_JOB_
Repeat every line exactly, keeping the pictures out of the copy.
— Begin —
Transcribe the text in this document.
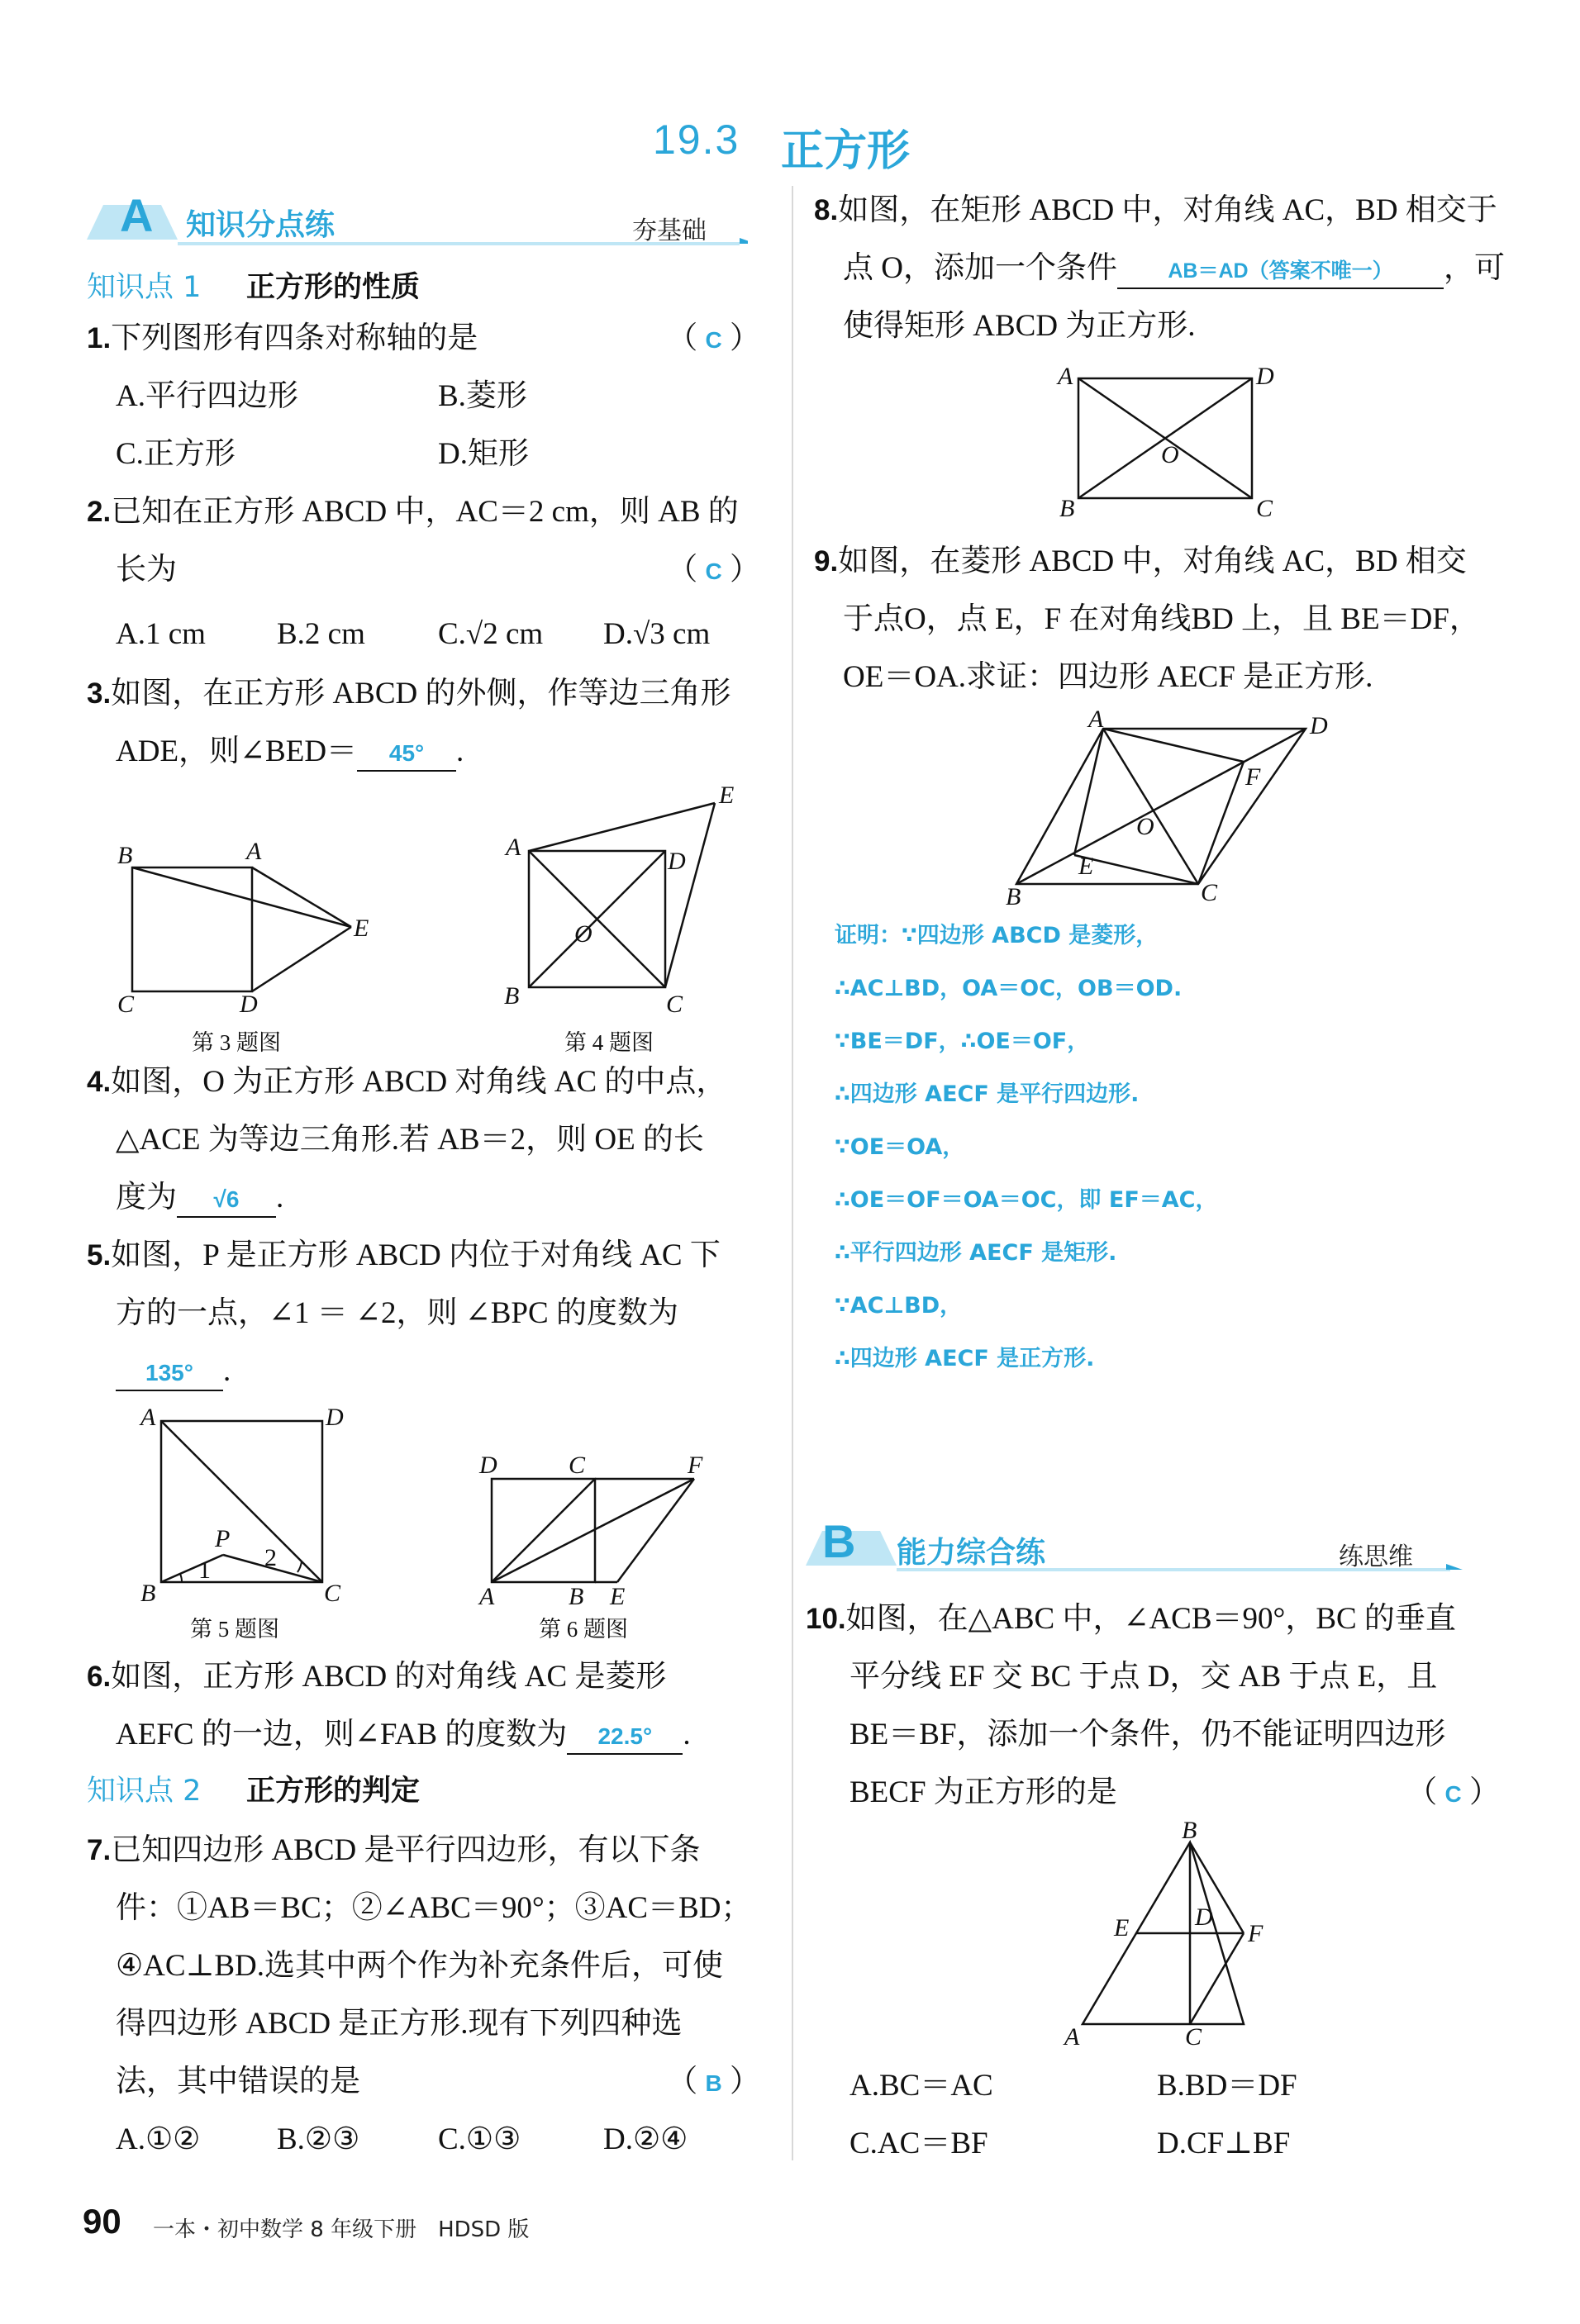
19.3 正方形
A 知识分点练	夯基础
知识点 1 正方形的性质
1.下列图形有四条对称轴的是	（ C ）
A.平行四边形	B.菱形
C.正方形	D.矩形
2.已知在正方形 ABCD 中，AC＝2 cm，则 AB 的
长为	（ C ）
A.1 cm B.2 cm C.√2 cm D.√3 cm
3.如图，在正方形 ABCD 的外侧，作等边三角形
ADE，则∠BED＝ 45° .
B	A
E
C	D
第 3 题图
A
E
D
O
B	C
第 4 题图
4.如图，O 为正方形 ABCD 对角线 AC 的中点，
△ACE 为等边三角形.若 AB＝2，则 OE 的长
度为 √6 .
5.如图，P 是正方形 ABCD 内位于对角线 AC 下
方的一点，∠1 ＝ ∠2，则 ∠BPC 的度数为
135° .
A	D
P
B	C
1 2
第 5 题图
D	C	F
A	B E
第 6 题图
6.如图，正方形 ABCD 的对角线 AC 是菱形
AEFC 的一边，则∠FAB 的度数为 22.5° .
知识点 2 正方形的判定
7.已知四边形 ABCD 是平行四边形，有以下条
件：①AB＝BC；②∠ABC＝90°；③AC＝BD；
④AC⊥BD.选其中两个作为补充条件后，可使
得四边形 ABCD 是正方形.现有下列四种选
法，其中错误的是	（ B ）
A.①②	B.②③	C.①③	D.②④
8.如图，在矩形 ABCD 中，对角线 AC，BD 相交于
点 O，添加一个条件 AB＝AD（答案不唯一） ，可
使得矩形 ABCD 为正方形.
A	D
O
B	C
9.如图，在菱形 ABCD 中，对角线 AC，BD 相交
于点O，点 E，F 在对角线BD 上，且 BE＝DF，
OE＝OA.求证：四边形 AECF 是正方形.
A	D
F
O
E
B	C
证明：∵四边形 ABCD 是菱形，
∴AC⊥BD，OA＝OC，OB＝OD.
∵BE＝DF，∴OE＝OF，
∴四边形 AECF 是平行四边形.
∵OE＝OA，
∴OE＝OF＝OA＝OC，即 EF＝AC，
∴平行四边形 AECF 是矩形.
∵AC⊥BD，
∴四边形 AECF 是正方形.
B 能力综合练	练思维
10.如图，在△ABC 中，∠ACB＝90°，BC 的垂直
平分线 EF 交 BC 于点 D，交 AB 于点 E，且
BE＝BF，添加一个条件，仍不能证明四边形
BECF 为正方形的是	（ C ）
B
E	D
F
A	C
A.BC＝AC	B.BD＝DF
C.AC＝BF	D.CF⊥BF
90 一本・初中数学 8 年级下册　HDSD 版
— End —
_TASK SOLUTION_
Transcribe the text in this document.
19.3 正方形
A 知识分点练	夯基础
知识点 1 正方形的性质
1.下列图形有四条对称轴的是	（ C ）
A.平行四边形	B.菱形
C.正方形	D.矩形
2.已知在正方形 ABCD 中，AC＝2 cm，则 AB 的
长为	（ C ）
A.1 cm B.2 cm C.√2 cm D.√3 cm
3.如图，在正方形 ABCD 的外侧，作等边三角形
ADE，则∠BED＝ 45° .
B	A
E
C	D
第 3 题图
A
E
D
O
B	C
第 4 题图
4.如图，O 为正方形 ABCD 对角线 AC 的中点，
△ACE 为等边三角形.若 AB＝2，则 OE 的长
度为 √6 .
5.如图，P 是正方形 ABCD 内位于对角线 AC 下
方的一点，∠1 ＝ ∠2，则 ∠BPC 的度数为
135° .
A	D
P
B	C
1 2
第 5 题图
D	C	F
A	B E
第 6 题图
6.如图，正方形 ABCD 的对角线 AC 是菱形
AEFC 的一边，则∠FAB 的度数为 22.5° .
知识点 2 正方形的判定
7.已知四边形 ABCD 是平行四边形，有以下条
件：①AB＝BC；②∠ABC＝90°；③AC＝BD；
④AC⊥BD.选其中两个作为补充条件后，可使
得四边形 ABCD 是正方形.现有下列四种选
法，其中错误的是	（ B ）
A.①②	B.②③	C.①③	D.②④
8.如图，在矩形 ABCD 中，对角线 AC，BD 相交于
点 O，添加一个条件 AB＝AD（答案不唯一） ，可
使得矩形 ABCD 为正方形.
A	D
O
B	C
9.如图，在菱形 ABCD 中，对角线 AC，BD 相交
于点O，点 E，F 在对角线BD 上，且 BE＝DF，
OE＝OA.求证：四边形 AECF 是正方形.
A	D
F
O
E
B	C
证明：∵四边形 ABCD 是菱形，
∴AC⊥BD，OA＝OC，OB＝OD.
∵BE＝DF，∴OE＝OF，
∴四边形 AECF 是平行四边形.
∵OE＝OA，
∴OE＝OF＝OA＝OC，即 EF＝AC，
∴平行四边形 AECF 是矩形.
∵AC⊥BD，
∴四边形 AECF 是正方形.
B 能力综合练	练思维
10.如图，在△ABC 中，∠ACB＝90°，BC 的垂直
平分线 EF 交 BC 于点 D，交 AB 于点 E，且
BE＝BF，添加一个条件，仍不能证明四边形
BECF 为正方形的是	（ C ）
B
E	D
F
A	C
A.BC＝AC	B.BD＝DF
C.AC＝BF	D.CF⊥BF
90 一本・初中数学 8 年级下册　HDSD 版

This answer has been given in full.